■ Goal of the exercise: Type out all the records word for word. Any pictures are to be left out.

■ Material to process:

━━━━━━━━━━━━━━━━

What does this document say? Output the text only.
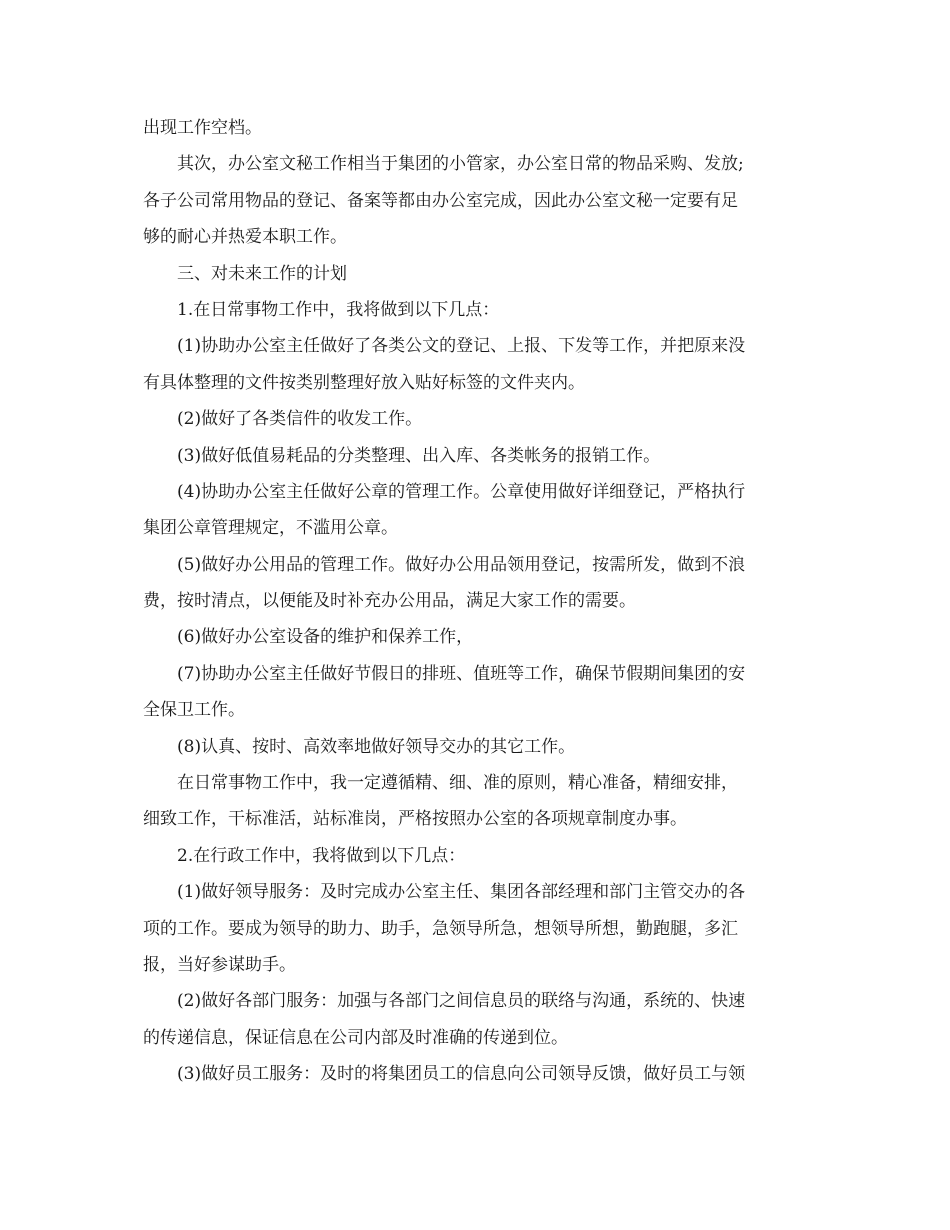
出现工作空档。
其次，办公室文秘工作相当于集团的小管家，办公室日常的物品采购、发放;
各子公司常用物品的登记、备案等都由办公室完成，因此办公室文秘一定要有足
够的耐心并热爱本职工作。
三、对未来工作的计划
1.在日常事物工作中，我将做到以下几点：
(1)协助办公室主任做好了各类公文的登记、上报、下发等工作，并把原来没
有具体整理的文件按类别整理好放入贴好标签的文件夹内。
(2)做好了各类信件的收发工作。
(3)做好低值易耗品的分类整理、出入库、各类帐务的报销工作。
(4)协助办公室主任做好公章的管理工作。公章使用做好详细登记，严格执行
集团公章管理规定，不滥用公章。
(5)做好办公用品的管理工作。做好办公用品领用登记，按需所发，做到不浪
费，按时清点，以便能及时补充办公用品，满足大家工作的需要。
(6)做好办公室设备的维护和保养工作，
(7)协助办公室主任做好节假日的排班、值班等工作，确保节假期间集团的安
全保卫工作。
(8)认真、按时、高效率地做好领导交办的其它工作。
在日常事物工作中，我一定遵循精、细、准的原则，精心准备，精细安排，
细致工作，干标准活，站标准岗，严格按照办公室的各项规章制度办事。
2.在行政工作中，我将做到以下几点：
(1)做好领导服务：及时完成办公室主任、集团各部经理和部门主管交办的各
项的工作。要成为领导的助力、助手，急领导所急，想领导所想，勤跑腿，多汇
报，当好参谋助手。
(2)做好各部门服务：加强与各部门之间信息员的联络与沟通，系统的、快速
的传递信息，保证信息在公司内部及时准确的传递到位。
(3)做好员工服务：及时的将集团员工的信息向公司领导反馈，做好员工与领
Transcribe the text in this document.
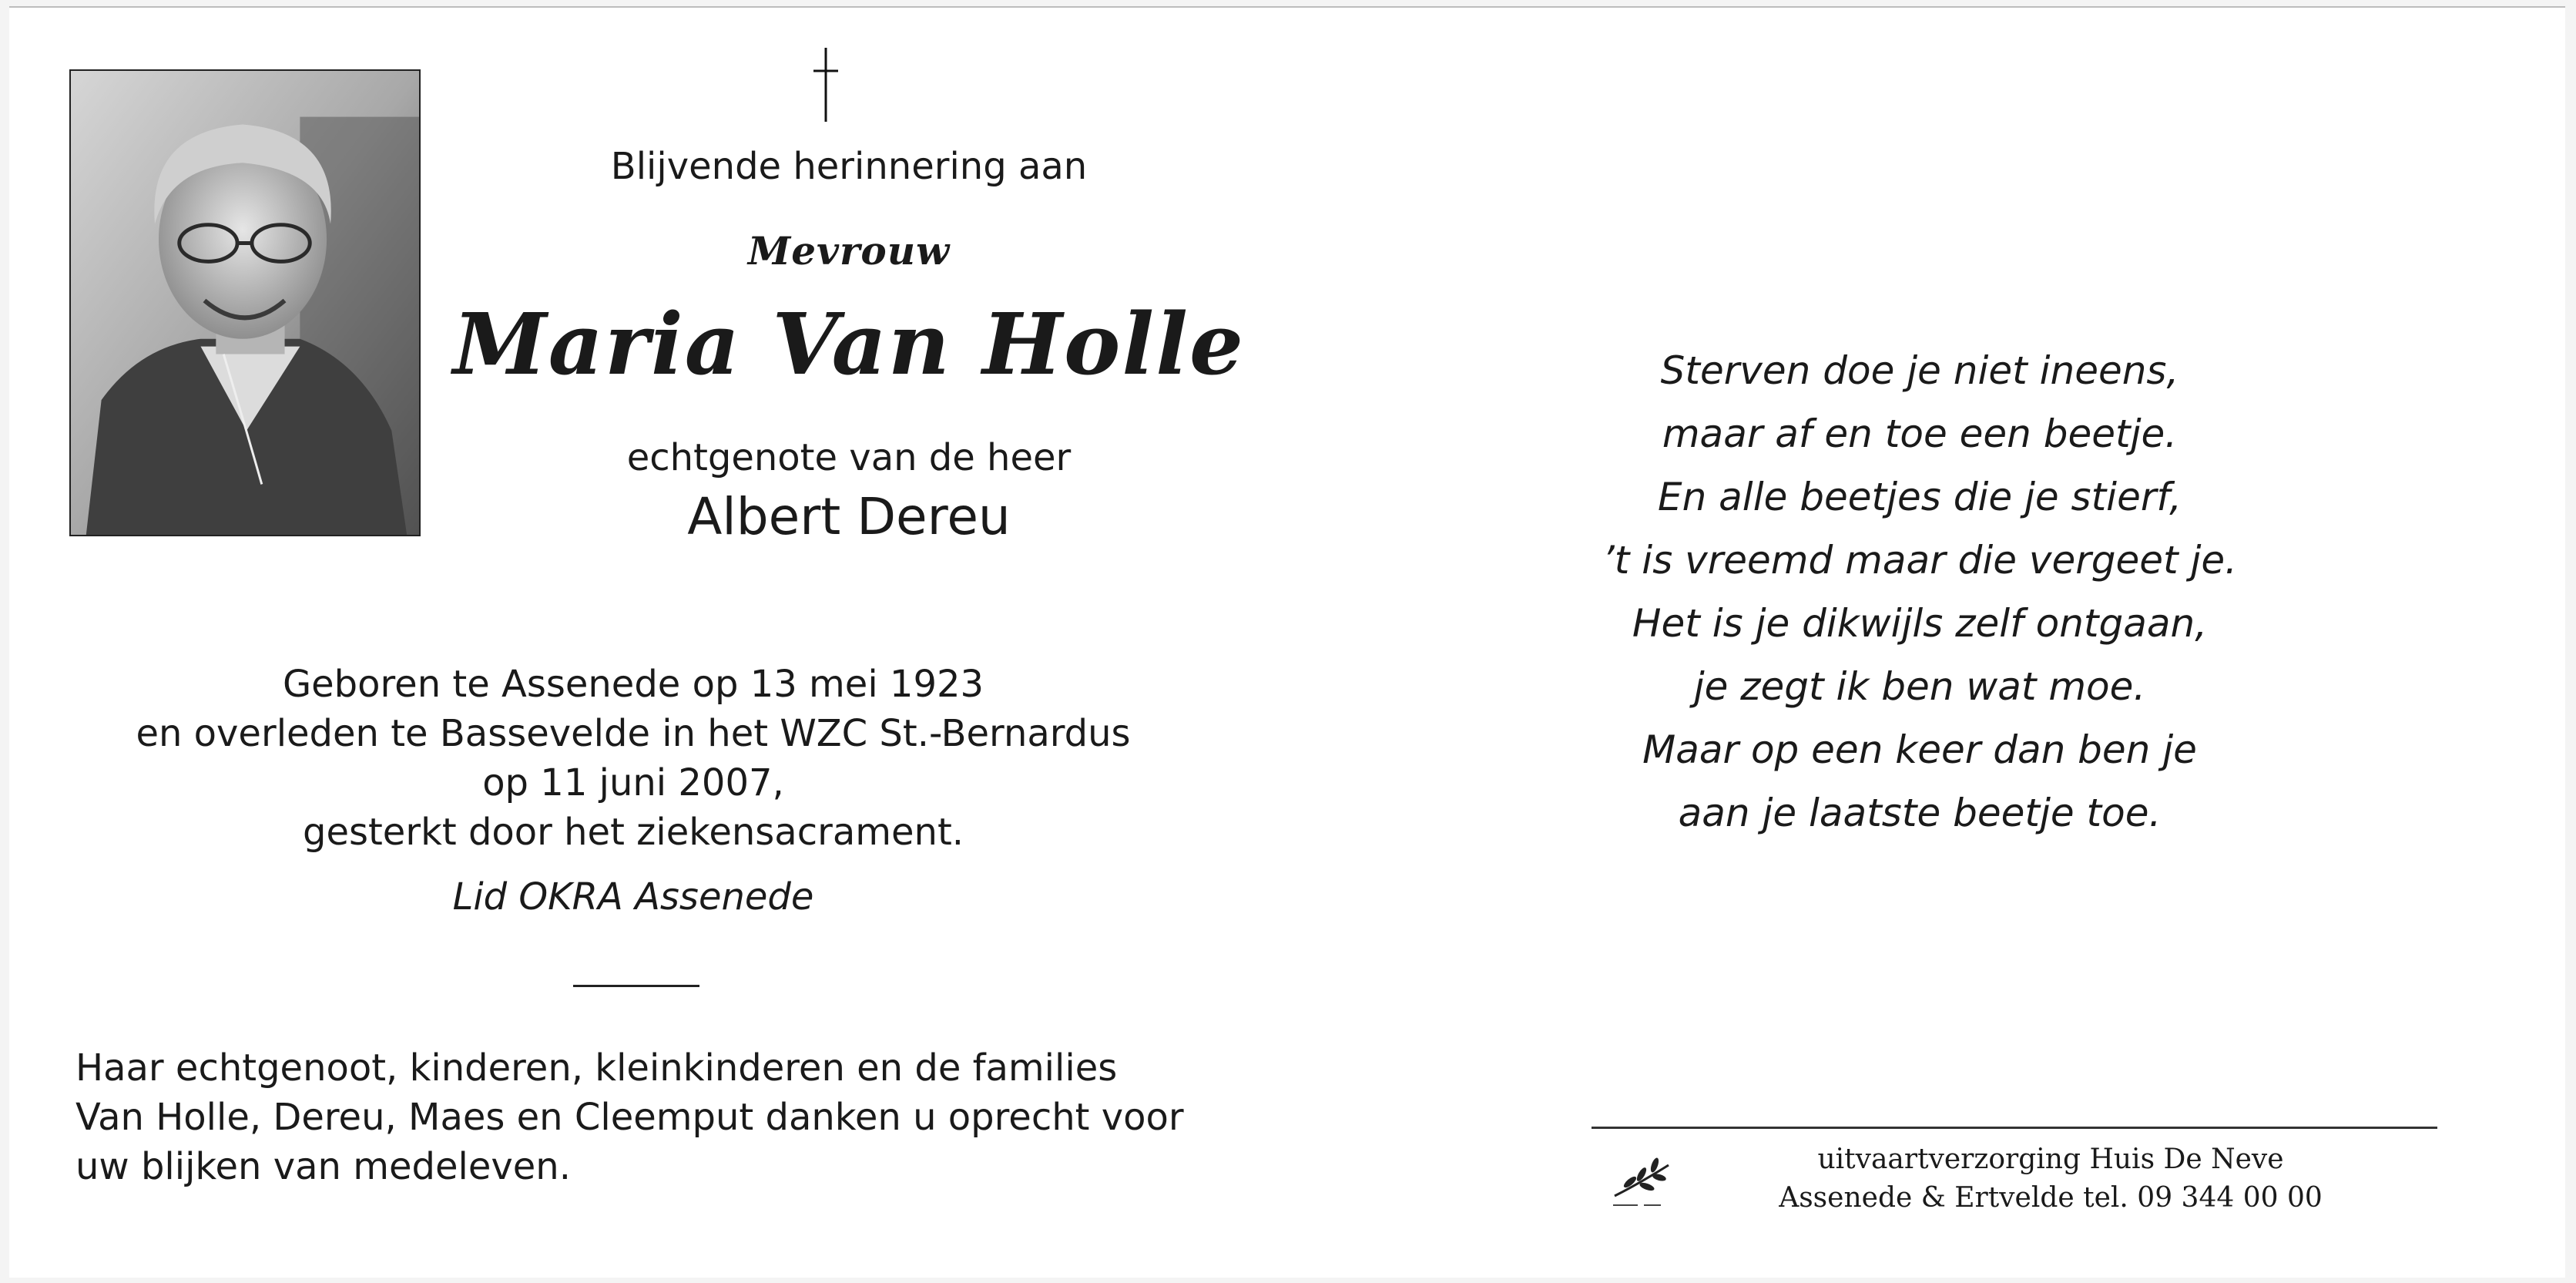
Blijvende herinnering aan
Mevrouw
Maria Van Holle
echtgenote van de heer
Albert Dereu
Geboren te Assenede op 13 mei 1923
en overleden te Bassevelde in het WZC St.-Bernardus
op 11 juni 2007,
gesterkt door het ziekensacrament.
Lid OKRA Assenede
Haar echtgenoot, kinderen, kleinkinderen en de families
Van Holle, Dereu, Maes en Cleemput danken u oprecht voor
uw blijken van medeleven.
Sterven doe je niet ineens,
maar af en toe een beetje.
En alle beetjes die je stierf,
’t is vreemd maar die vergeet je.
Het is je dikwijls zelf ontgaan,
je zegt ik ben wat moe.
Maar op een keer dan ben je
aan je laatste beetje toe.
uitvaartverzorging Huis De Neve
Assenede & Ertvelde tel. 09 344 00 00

━━━━━━━━━━━━━━━━

■ Solution for this task:
What does this document say? Output the text only.
出现工作空档。
其次，办公室文秘工作相当于集团的小管家，办公室日常的物品采购、发放;
各子公司常用物品的登记、备案等都由办公室完成，因此办公室文秘一定要有足
够的耐心并热爱本职工作。
三、对未来工作的计划
1.在日常事物工作中，我将做到以下几点：
(1)协助办公室主任做好了各类公文的登记、上报、下发等工作，并把原来没
有具体整理的文件按类别整理好放入贴好标签的文件夹内。
(2)做好了各类信件的收发工作。
(3)做好低值易耗品的分类整理、出入库、各类帐务的报销工作。
(4)协助办公室主任做好公章的管理工作。公章使用做好详细登记，严格执行
集团公章管理规定，不滥用公章。
(5)做好办公用品的管理工作。做好办公用品领用登记，按需所发，做到不浪
费，按时清点，以便能及时补充办公用品，满足大家工作的需要。
(6)做好办公室设备的维护和保养工作，
(7)协助办公室主任做好节假日的排班、值班等工作，确保节假期间集团的安
全保卫工作。
(8)认真、按时、高效率地做好领导交办的其它工作。
在日常事物工作中，我一定遵循精、细、准的原则，精心准备，精细安排，
细致工作，干标准活，站标准岗，严格按照办公室的各项规章制度办事。
2.在行政工作中，我将做到以下几点：
(1)做好领导服务：及时完成办公室主任、集团各部经理和部门主管交办的各
项的工作。要成为领导的助力、助手，急领导所急，想领导所想，勤跑腿，多汇
报，当好参谋助手。
(2)做好各部门服务：加强与各部门之间信息员的联络与沟通，系统的、快速
的传递信息，保证信息在公司内部及时准确的传递到位。
(3)做好员工服务：及时的将集团员工的信息向公司领导反馈，做好员工与领
Transcribe the text in this document.
Blijvende herinnering aan
Mevrouw
Maria Van Holle
echtgenote van de heer
Albert Dereu
Geboren te Assenede op 13 mei 1923
en overleden te Bassevelde in het WZC St.-Bernardus
op 11 juni 2007,
gesterkt door het ziekensacrament.
Lid OKRA Assenede
Haar echtgenoot, kinderen, kleinkinderen en de families
Van Holle, Dereu, Maes en Cleemput danken u oprecht voor
uw blijken van medeleven.
Sterven doe je niet ineens,
maar af en toe een beetje.
En alle beetjes die je stierf,
’t is vreemd maar die vergeet je.
Het is je dikwijls zelf ontgaan,
je zegt ik ben wat moe.
Maar op een keer dan ben je
aan je laatste beetje toe.
uitvaartverzorging Huis De Neve
Assenede & Ertvelde tel. 09 344 00 00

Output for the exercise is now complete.